Material:
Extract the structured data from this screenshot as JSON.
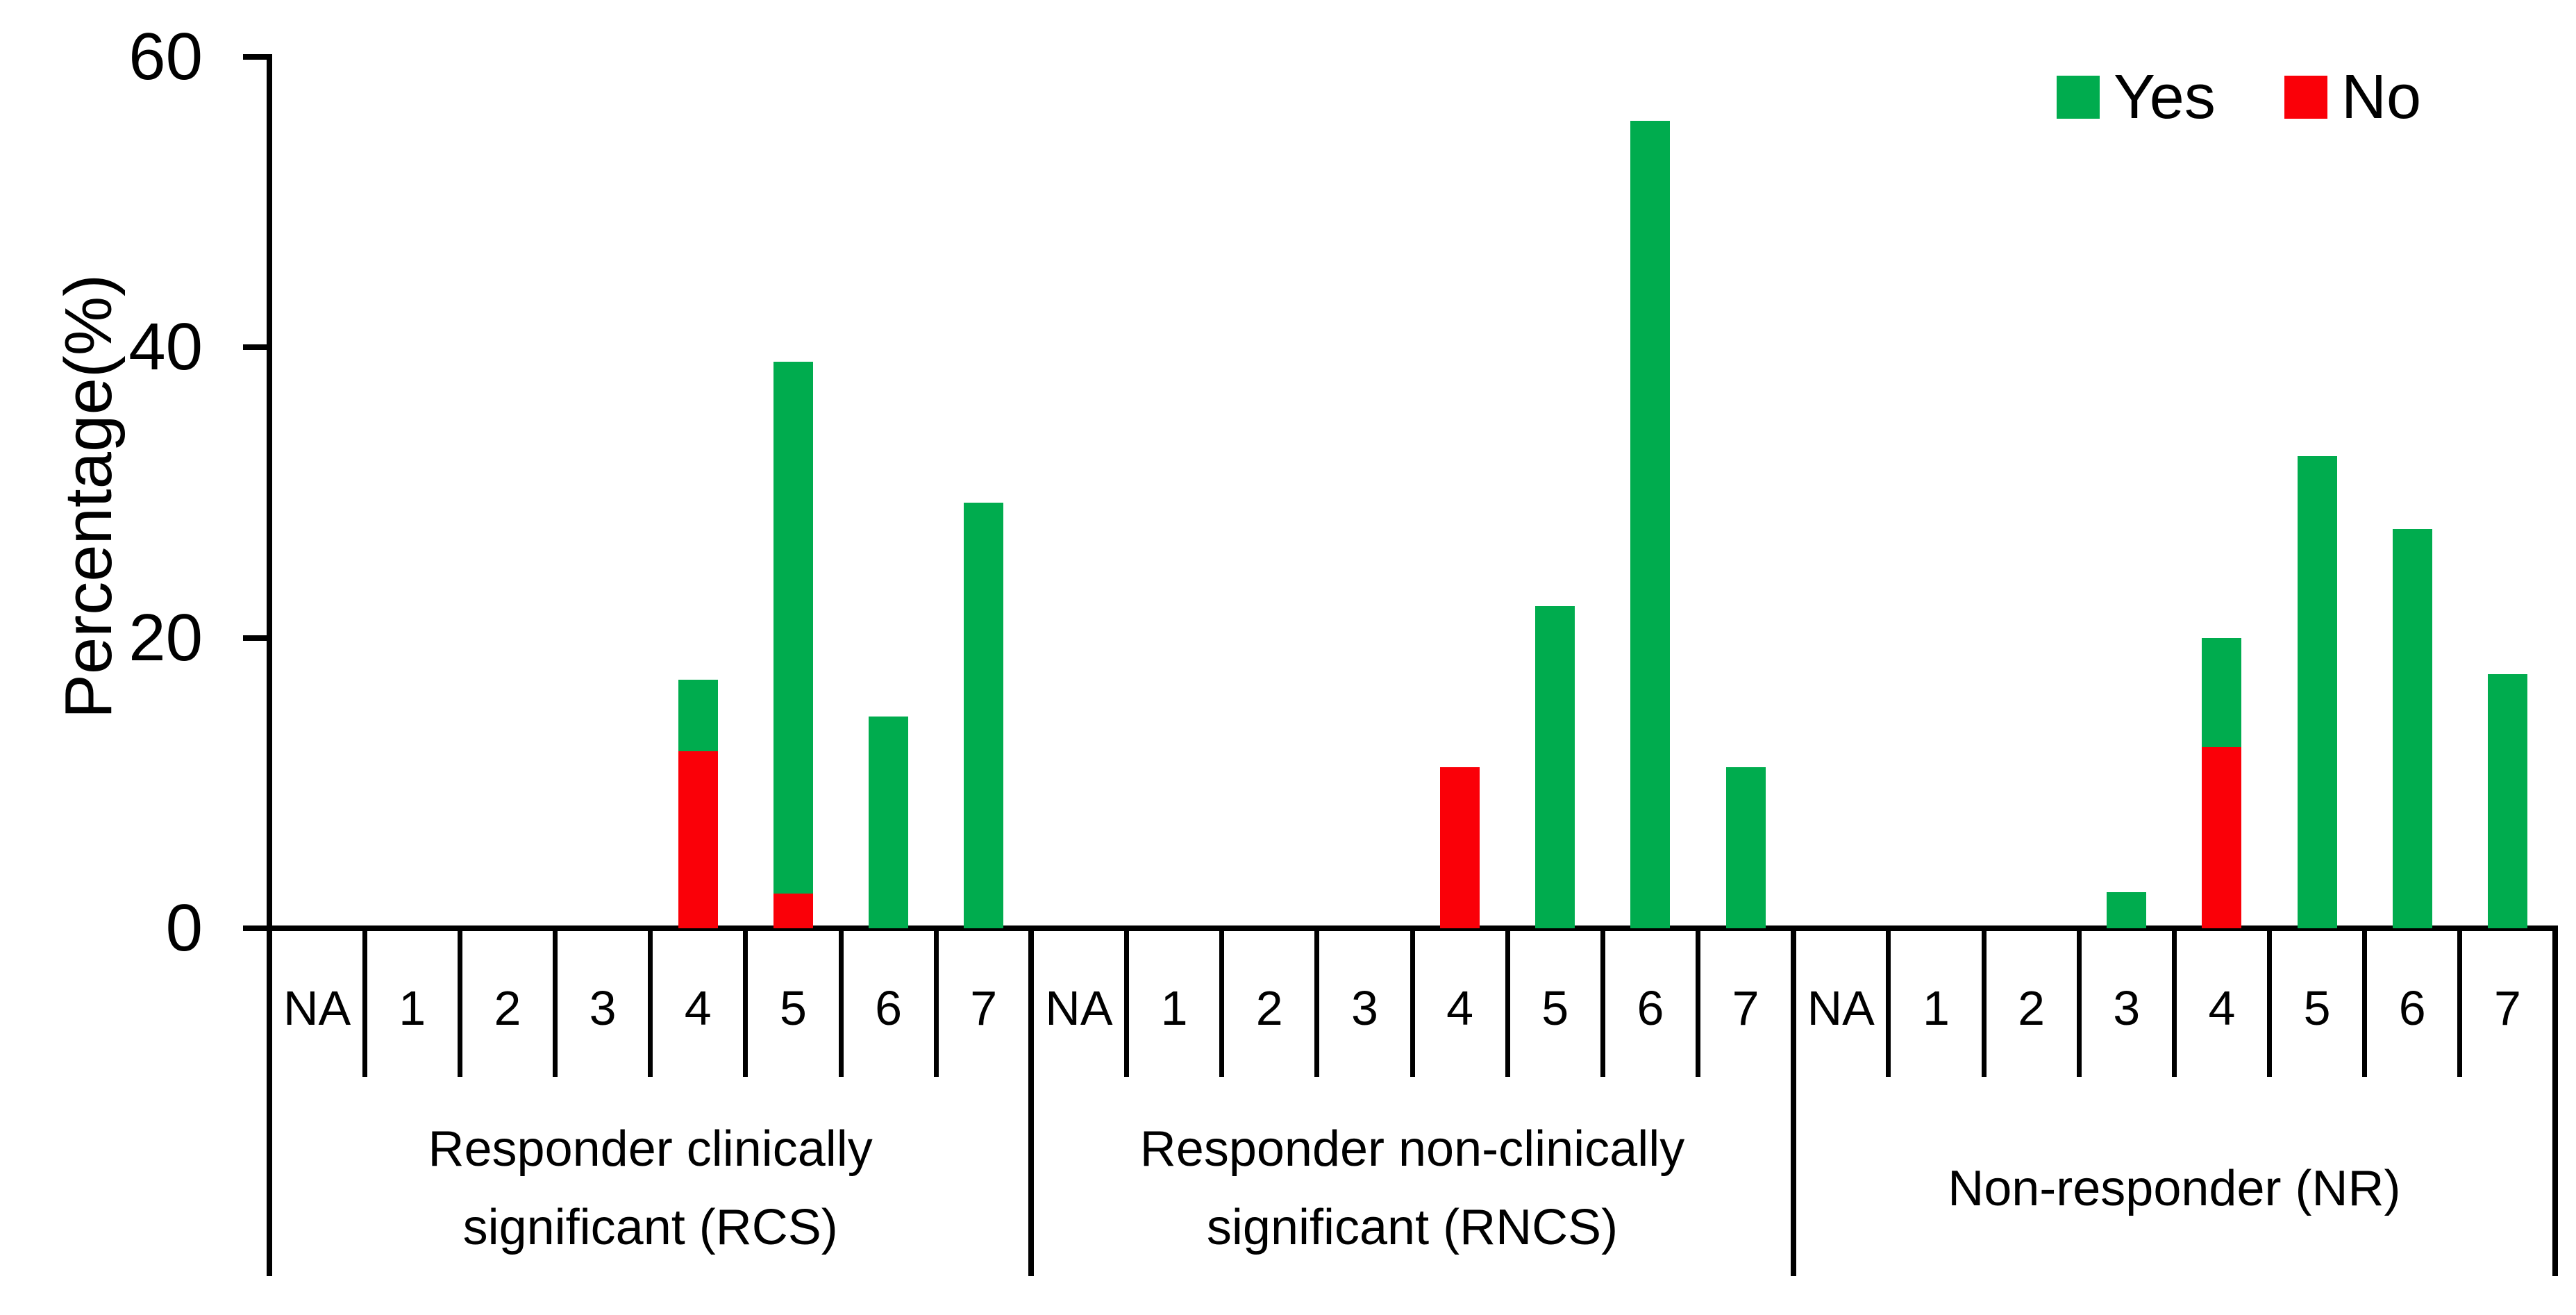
{
  "chart_data": {
    "type": "bar",
    "stacked": true,
    "ylabel": "Percentage(%)",
    "ylim": [
      0,
      60
    ],
    "yticks": [
      60,
      40,
      20,
      0
    ],
    "grid": false,
    "legend_position": "top-right",
    "categories": [
      "NA",
      "1",
      "2",
      "3",
      "4",
      "5",
      "6",
      "7"
    ],
    "groups": [
      {
        "label_lines": [
          "Responder clinically",
          "significant (RCS)"
        ],
        "series": [
          {
            "name": "Yes",
            "values": [
              0,
              0,
              0,
              0,
              4.9,
              36.6,
              14.6,
              29.3
            ]
          },
          {
            "name": "No",
            "values": [
              0,
              0,
              0,
              0,
              12.2,
              2.4,
              0,
              0
            ]
          }
        ]
      },
      {
        "label_lines": [
          "Responder non-clinically",
          "significant (RNCS)"
        ],
        "series": [
          {
            "name": "Yes",
            "values": [
              0,
              0,
              0,
              0,
              0,
              22.2,
              55.6,
              11.1
            ]
          },
          {
            "name": "No",
            "values": [
              0,
              0,
              0,
              0,
              11.1,
              0,
              0,
              0
            ]
          }
        ]
      },
      {
        "label_lines": [
          "Non-responder (NR)"
        ],
        "series": [
          {
            "name": "Yes",
            "values": [
              0,
              0,
              0,
              2.5,
              7.5,
              32.5,
              27.5,
              17.5
            ]
          },
          {
            "name": "No",
            "values": [
              0,
              0,
              0,
              0,
              12.5,
              0,
              0,
              0
            ]
          }
        ]
      }
    ],
    "legend": [
      {
        "label": "Yes",
        "color": "#00AC4E"
      },
      {
        "label": "No",
        "color": "#FA0008"
      }
    ]
  },
  "colors": {
    "yes": "#00AC4E",
    "no": "#FA0008",
    "axis": "#000000",
    "background": "#ffffff"
  }
}
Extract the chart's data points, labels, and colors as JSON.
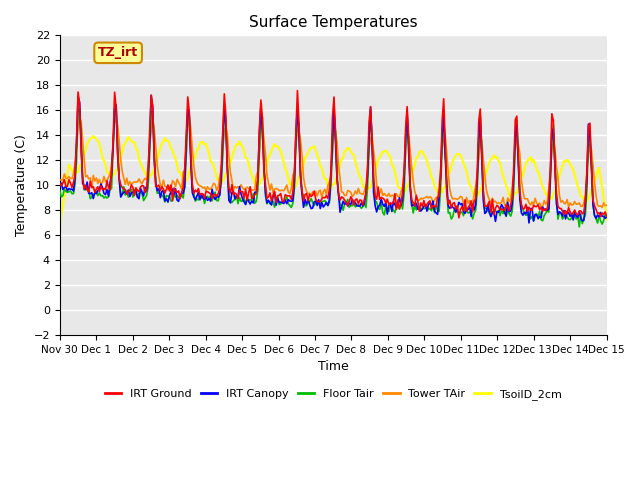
{
  "title": "Surface Temperatures",
  "xlabel": "Time",
  "ylabel": "Temperature (C)",
  "ylim": [
    -2,
    22
  ],
  "annotation_text": "TZ_irt",
  "annotation_bg": "#FFFF99",
  "annotation_border": "#CC8800",
  "background_color": "#E8E8E8",
  "grid_color": "white",
  "series_colors": {
    "IRT Ground": "#FF0000",
    "IRT Canopy": "#0000FF",
    "Floor Tair": "#00BB00",
    "Tower TAir": "#FF8800",
    "TsoilD_2cm": "#FFFF00"
  },
  "x_tick_labels": [
    "Nov 30",
    "Dec 1",
    "Dec 2",
    "Dec 3",
    "Dec 4",
    "Dec 5",
    "Dec 6",
    "Dec 7",
    "Dec 8",
    "Dec 9",
    "Dec 10",
    "Dec 11",
    "Dec 12",
    "Dec 13",
    "Dec 14",
    "Dec 15"
  ],
  "n_days": 15,
  "linewidth": 1.2
}
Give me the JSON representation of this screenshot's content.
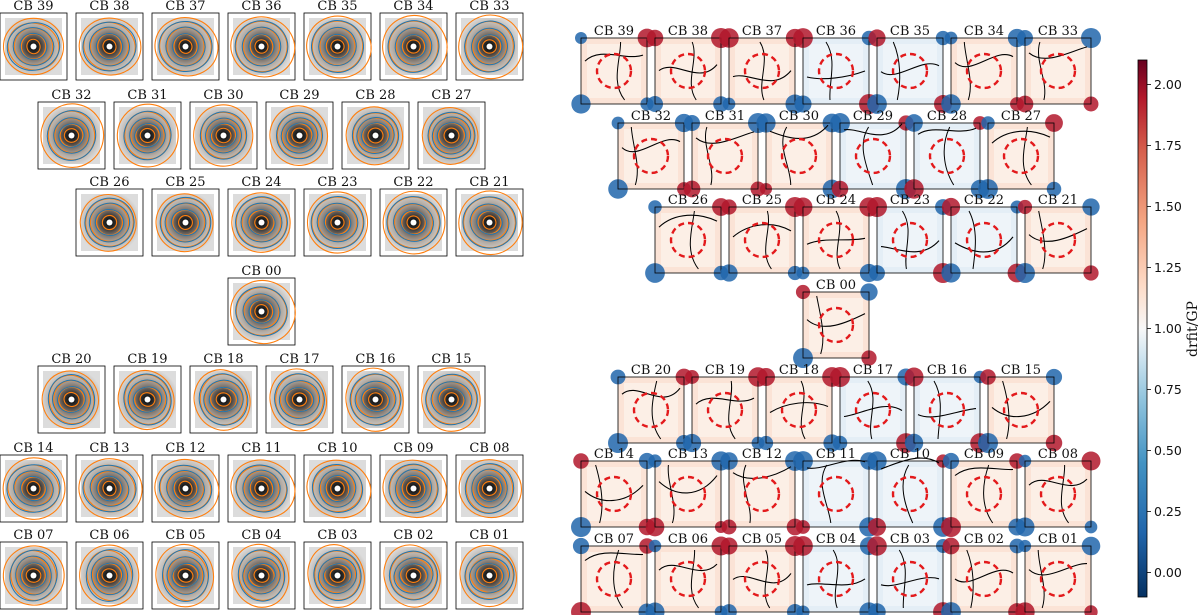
{
  "left_panels": {
    "rows": [
      [
        "CB 39",
        "CB 38",
        "CB 37",
        "CB 36",
        "CB 35",
        "CB 34",
        "CB 33"
      ],
      [
        "CB 32",
        "CB 31",
        "CB 30",
        "CB 29",
        "CB 28",
        "CB 27"
      ],
      [
        "CB 26",
        "CB 25",
        "CB 24",
        "CB 23",
        "CB 22",
        "CB 21"
      ],
      [
        "CB 00"
      ],
      [
        "CB 20",
        "CB 19",
        "CB 18",
        "CB 17",
        "CB 16",
        "CB 15"
      ],
      [
        "CB 14",
        "CB 13",
        "CB 12",
        "CB 11",
        "CB 10",
        "CB 09",
        "CB 08"
      ],
      [
        "CB 07",
        "CB 06",
        "CB 05",
        "CB 04",
        "CB 03",
        "CB 02",
        "CB 01"
      ]
    ]
  },
  "right_panels": {
    "rows": [
      [
        "CB 39",
        "CB 38",
        "CB 37",
        "CB 36",
        "CB 35",
        "CB 34",
        "CB 33"
      ],
      [
        "CB 32",
        "CB 31",
        "CB 30",
        "CB 29",
        "CB 28",
        "CB 27"
      ],
      [
        "CB 26",
        "CB 25",
        "CB 24",
        "CB 23",
        "CB 22",
        "CB 21"
      ],
      [
        "CB 00"
      ],
      [
        "CB 20",
        "CB 19",
        "CB 18",
        "CB 17",
        "CB 16",
        "CB 15"
      ],
      [
        "CB 14",
        "CB 13",
        "CB 12",
        "CB 11",
        "CB 10",
        "CB 09",
        "CB 08"
      ],
      [
        "CB 07",
        "CB 06",
        "CB 05",
        "CB 04",
        "CB 03",
        "CB 02",
        "CB 01"
      ]
    ]
  },
  "chart_data": {
    "type": "heatmap",
    "colorbar": {
      "label": "drfit/GP",
      "range": [
        -0.1,
        2.1
      ],
      "ticks": [
        "0.00",
        "0.25",
        "0.50",
        "0.75",
        "1.00",
        "1.25",
        "1.50",
        "1.75",
        "2.00"
      ],
      "tick_values": [
        0.0,
        0.25,
        0.5,
        0.75,
        1.0,
        1.25,
        1.5,
        1.75,
        2.0
      ],
      "colormap": "RdBu_r"
    },
    "colors": {
      "contour_orange": "#ff7f0e",
      "contour_blue": "#1f77b4",
      "reference_circle": "#e31a1c",
      "contour_black": "#000000"
    }
  }
}
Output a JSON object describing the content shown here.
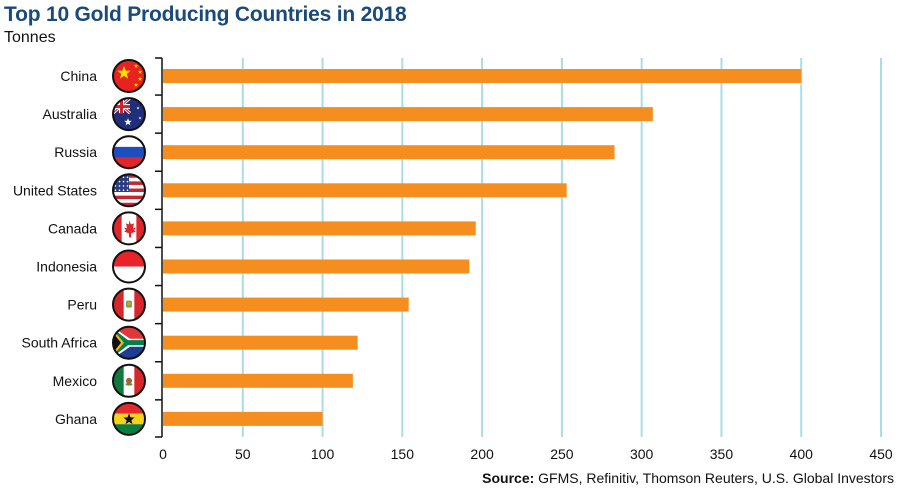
{
  "chart_data": {
    "type": "bar",
    "orientation": "horizontal",
    "title": "Top 10 Gold Producing Countries in 2018",
    "subtitle": "Tonnes",
    "xlabel": "",
    "ylabel": "",
    "categories": [
      "China",
      "Australia",
      "Russia",
      "United States",
      "Canada",
      "Indonesia",
      "Peru",
      "South Africa",
      "Mexico",
      "Ghana"
    ],
    "values": [
      400,
      307,
      283,
      253,
      196,
      192,
      154,
      122,
      119,
      100
    ],
    "flags": [
      "china-flag",
      "australia-flag",
      "russia-flag",
      "united-states-flag",
      "canada-flag",
      "indonesia-flag",
      "peru-flag",
      "south-africa-flag",
      "mexico-flag",
      "ghana-flag"
    ],
    "xlim": [
      0,
      450
    ],
    "xticks": [
      0,
      50,
      100,
      150,
      200,
      250,
      300,
      350,
      400,
      450
    ],
    "grid": "vertical",
    "legend": "none",
    "colors": {
      "bar": "#f68d1f",
      "grid": "#a9dde6",
      "title": "#1a4a7a",
      "axis": "#111111"
    }
  },
  "source": {
    "label": "Source:",
    "text": " GFMS, Refinitiv, Thomson Reuters, U.S. Global Investors"
  }
}
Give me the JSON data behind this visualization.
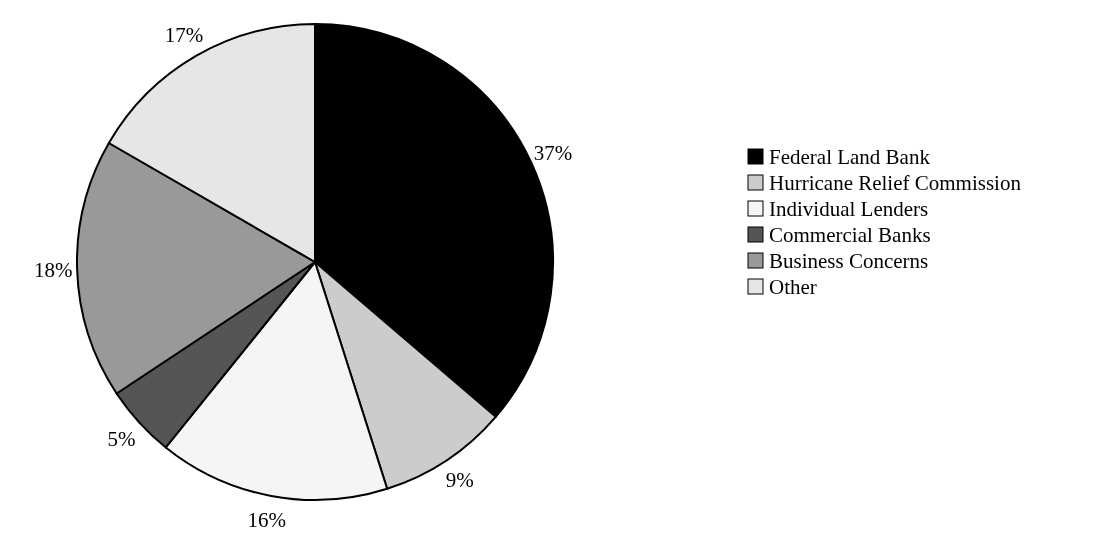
{
  "chart_data": {
    "type": "pie",
    "categories": [
      "Federal Land Bank",
      "Hurricane Relief Commission",
      "Individual Lenders",
      "Commercial Banks",
      "Business Concerns",
      "Other"
    ],
    "values": [
      37,
      9,
      16,
      5,
      18,
      17
    ],
    "colors": [
      "#000000",
      "#cccccc",
      "#f5f5f5",
      "#555555",
      "#999999",
      "#e6e6e6"
    ],
    "value_labels": [
      "37%",
      "9%",
      "16%",
      "5%",
      "18%",
      "17%"
    ],
    "legend": "right"
  }
}
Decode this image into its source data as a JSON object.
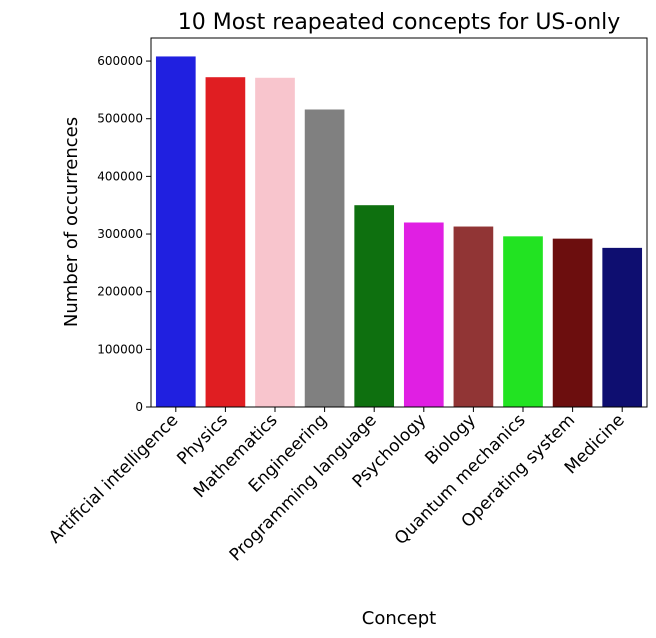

Task directions: Sift the material for lines with the string "type". Copy each one found.

Exercise response:
    "type": "bar",
    "type": "heatmap",
    "type": "bar",
    "type": "pie",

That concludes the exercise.